● THE EXERCISE
Reproduce every row below word for word, keeping each line unchanged.

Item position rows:
<<<<

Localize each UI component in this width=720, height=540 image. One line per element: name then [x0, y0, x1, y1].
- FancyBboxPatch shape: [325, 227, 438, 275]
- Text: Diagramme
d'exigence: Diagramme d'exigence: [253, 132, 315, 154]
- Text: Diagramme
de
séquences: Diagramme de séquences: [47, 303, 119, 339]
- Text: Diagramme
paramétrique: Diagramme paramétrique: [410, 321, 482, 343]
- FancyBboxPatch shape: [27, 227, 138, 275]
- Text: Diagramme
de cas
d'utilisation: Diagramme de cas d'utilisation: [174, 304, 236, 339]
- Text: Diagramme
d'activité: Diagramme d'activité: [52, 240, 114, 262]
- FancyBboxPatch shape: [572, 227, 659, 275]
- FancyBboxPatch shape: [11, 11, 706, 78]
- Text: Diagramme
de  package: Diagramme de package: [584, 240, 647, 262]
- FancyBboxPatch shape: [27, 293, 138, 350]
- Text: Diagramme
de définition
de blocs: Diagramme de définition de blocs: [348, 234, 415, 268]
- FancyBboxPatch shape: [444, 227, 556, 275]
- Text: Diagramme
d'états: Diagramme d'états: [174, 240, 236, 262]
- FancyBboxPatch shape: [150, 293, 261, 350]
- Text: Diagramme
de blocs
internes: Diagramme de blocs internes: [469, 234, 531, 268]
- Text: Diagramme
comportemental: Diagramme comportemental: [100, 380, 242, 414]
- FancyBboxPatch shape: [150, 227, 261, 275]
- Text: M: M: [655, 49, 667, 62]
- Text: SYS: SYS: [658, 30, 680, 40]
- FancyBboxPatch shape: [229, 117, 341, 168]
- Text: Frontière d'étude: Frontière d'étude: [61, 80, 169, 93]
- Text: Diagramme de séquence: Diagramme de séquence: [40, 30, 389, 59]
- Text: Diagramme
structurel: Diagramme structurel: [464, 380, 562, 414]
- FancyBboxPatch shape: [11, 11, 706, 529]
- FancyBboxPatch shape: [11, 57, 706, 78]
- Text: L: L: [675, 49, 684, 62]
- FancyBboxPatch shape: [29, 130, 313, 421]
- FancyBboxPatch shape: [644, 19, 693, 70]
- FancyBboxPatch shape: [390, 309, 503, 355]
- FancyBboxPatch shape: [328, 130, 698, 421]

>>>>

● FINISHED TASK
Localize each UI component in this width=720, height=540 image. One line per element: name then [x0, y0, x1, y1].
- FancyBboxPatch shape: [325, 227, 438, 275]
- Text: Diagramme
d'exigence: Diagramme d'exigence: [253, 132, 315, 154]
- Text: Diagramme
de
séquences: Diagramme de séquences: [47, 303, 119, 339]
- Text: Diagramme
paramétrique: Diagramme paramétrique: [410, 321, 482, 343]
- FancyBboxPatch shape: [27, 227, 138, 275]
- Text: Diagramme
de cas
d'utilisation: Diagramme de cas d'utilisation: [174, 304, 236, 339]
- Text: Diagramme
d'activité: Diagramme d'activité: [52, 240, 114, 262]
- FancyBboxPatch shape: [572, 227, 659, 275]
- FancyBboxPatch shape: [11, 11, 706, 78]
- Text: Diagramme
de  package: Diagramme de package: [584, 240, 647, 262]
- FancyBboxPatch shape: [27, 293, 138, 350]
- Text: Diagramme
de définition
de blocs: Diagramme de définition de blocs: [348, 234, 415, 268]
- FancyBboxPatch shape: [444, 227, 556, 275]
- Text: Diagramme
d'états: Diagramme d'états: [174, 240, 236, 262]
- FancyBboxPatch shape: [150, 293, 261, 350]
- Text: Diagramme
de blocs
internes: Diagramme de blocs internes: [469, 234, 531, 268]
- Text: Diagramme
comportemental: Diagramme comportemental: [100, 380, 242, 414]
- FancyBboxPatch shape: [150, 227, 261, 275]
- Text: M: M: [655, 49, 667, 62]
- Text: SYS: SYS: [658, 30, 680, 40]
- FancyBboxPatch shape: [229, 117, 341, 168]
- Text: Frontière d'étude: Frontière d'étude: [61, 80, 169, 93]
- Text: Diagramme de séquence: Diagramme de séquence: [40, 30, 389, 59]
- Text: Diagramme
structurel: Diagramme structurel: [464, 380, 562, 414]
- FancyBboxPatch shape: [11, 11, 706, 529]
- FancyBboxPatch shape: [11, 57, 706, 78]
- Text: L: L: [675, 49, 684, 62]
- FancyBboxPatch shape: [29, 130, 313, 421]
- FancyBboxPatch shape: [644, 19, 693, 70]
- FancyBboxPatch shape: [390, 309, 503, 355]
- FancyBboxPatch shape: [328, 130, 698, 421]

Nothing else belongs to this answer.